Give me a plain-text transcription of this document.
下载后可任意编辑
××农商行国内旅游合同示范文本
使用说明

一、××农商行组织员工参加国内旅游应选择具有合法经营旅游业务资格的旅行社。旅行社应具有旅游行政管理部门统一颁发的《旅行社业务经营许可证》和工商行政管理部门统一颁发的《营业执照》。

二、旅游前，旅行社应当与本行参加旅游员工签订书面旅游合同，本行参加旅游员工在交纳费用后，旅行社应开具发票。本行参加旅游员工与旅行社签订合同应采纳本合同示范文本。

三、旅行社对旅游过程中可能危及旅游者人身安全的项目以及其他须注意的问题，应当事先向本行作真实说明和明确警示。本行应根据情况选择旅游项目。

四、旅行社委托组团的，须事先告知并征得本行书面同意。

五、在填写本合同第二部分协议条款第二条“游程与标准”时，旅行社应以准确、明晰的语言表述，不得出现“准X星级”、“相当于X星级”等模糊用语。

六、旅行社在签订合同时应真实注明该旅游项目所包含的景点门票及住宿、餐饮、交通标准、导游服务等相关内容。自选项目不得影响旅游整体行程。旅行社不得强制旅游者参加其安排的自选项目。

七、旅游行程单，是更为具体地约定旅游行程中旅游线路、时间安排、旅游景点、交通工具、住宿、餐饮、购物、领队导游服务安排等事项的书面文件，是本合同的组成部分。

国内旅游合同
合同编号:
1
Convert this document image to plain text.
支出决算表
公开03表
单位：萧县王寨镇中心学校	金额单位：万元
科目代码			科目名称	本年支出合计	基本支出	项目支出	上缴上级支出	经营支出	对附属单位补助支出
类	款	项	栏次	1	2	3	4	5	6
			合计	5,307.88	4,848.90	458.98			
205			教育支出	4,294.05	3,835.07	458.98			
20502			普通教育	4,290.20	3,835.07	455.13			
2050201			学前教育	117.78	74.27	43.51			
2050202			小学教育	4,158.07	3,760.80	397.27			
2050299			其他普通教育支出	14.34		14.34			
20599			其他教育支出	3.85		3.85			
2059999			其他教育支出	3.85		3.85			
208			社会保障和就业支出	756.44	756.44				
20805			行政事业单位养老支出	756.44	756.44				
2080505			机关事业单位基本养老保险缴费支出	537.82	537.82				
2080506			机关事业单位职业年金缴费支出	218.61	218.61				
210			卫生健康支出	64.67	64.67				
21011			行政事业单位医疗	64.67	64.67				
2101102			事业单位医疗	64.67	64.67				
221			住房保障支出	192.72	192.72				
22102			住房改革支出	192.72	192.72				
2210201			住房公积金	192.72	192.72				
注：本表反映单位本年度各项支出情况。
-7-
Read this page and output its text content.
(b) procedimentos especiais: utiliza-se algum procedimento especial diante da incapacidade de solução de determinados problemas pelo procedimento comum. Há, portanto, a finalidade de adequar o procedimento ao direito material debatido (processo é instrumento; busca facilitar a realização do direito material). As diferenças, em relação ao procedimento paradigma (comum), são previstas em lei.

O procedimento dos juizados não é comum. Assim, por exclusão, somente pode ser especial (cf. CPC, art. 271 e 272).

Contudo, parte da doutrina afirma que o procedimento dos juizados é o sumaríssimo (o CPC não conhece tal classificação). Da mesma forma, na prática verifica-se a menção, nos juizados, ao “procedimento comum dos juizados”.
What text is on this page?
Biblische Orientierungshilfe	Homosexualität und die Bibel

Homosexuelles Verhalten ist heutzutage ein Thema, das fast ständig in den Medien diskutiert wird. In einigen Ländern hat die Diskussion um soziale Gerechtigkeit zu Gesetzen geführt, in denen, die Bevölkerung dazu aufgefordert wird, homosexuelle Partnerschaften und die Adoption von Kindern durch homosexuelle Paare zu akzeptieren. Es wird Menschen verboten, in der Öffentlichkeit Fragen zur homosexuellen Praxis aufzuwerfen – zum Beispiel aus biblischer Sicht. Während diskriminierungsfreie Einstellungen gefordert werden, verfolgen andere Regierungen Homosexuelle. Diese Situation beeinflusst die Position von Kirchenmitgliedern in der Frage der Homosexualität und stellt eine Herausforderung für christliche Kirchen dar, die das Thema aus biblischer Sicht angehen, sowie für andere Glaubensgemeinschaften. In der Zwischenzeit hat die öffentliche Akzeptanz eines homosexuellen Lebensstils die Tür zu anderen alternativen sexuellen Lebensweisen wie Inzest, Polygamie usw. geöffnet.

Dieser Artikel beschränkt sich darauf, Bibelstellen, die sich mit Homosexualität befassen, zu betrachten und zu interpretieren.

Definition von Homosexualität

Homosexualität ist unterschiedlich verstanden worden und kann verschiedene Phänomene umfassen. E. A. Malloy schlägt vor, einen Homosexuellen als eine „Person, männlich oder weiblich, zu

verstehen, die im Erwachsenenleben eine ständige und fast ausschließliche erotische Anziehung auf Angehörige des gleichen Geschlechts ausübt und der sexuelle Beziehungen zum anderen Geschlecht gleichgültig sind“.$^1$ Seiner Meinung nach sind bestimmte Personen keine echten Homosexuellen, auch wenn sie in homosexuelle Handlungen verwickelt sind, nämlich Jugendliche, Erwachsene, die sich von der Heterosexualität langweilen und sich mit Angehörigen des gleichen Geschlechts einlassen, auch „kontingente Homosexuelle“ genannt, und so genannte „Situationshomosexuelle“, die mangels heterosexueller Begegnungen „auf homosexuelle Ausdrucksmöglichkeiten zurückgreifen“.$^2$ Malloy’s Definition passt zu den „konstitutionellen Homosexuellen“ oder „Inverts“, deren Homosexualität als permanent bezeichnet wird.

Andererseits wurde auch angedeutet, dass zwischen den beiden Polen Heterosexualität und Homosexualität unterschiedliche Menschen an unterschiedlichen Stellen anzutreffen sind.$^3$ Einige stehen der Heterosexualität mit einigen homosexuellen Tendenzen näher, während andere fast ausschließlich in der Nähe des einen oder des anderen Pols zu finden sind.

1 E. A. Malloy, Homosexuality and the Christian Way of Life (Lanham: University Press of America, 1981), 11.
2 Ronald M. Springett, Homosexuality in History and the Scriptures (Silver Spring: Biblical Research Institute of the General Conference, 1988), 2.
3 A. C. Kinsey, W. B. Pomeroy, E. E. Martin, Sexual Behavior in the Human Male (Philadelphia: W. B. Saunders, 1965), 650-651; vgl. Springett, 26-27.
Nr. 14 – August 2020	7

* [Task description] Using the records given above, list every line that includes the word "procedimento".

* [Output of the task]
(b) procedimentos especiais: utiliza-se algum procedimento especial diante da incapacidade de solução de determinados problemas pelo procedimento comum. Há, portanto, a finalidade de adequar o procedimento ao direito material debatido (processo é instrumento; busca facilitar a realização do direito material). As diferenças, em relação ao procedimento paradigma (comum), são previstas em lei.
O procedimento dos juizados não é comum. Assim, por exclusão, somente pode ser especial (cf. CPC, art. 271 e 272).
Contudo, parte da doutrina afirma que o procedimento dos juizados é o sumaríssimo (o CPC não conhece tal classificação). Da mesma forma, na prática verifica-se a menção, nos juizados, ao “procedimento comum dos juizados”.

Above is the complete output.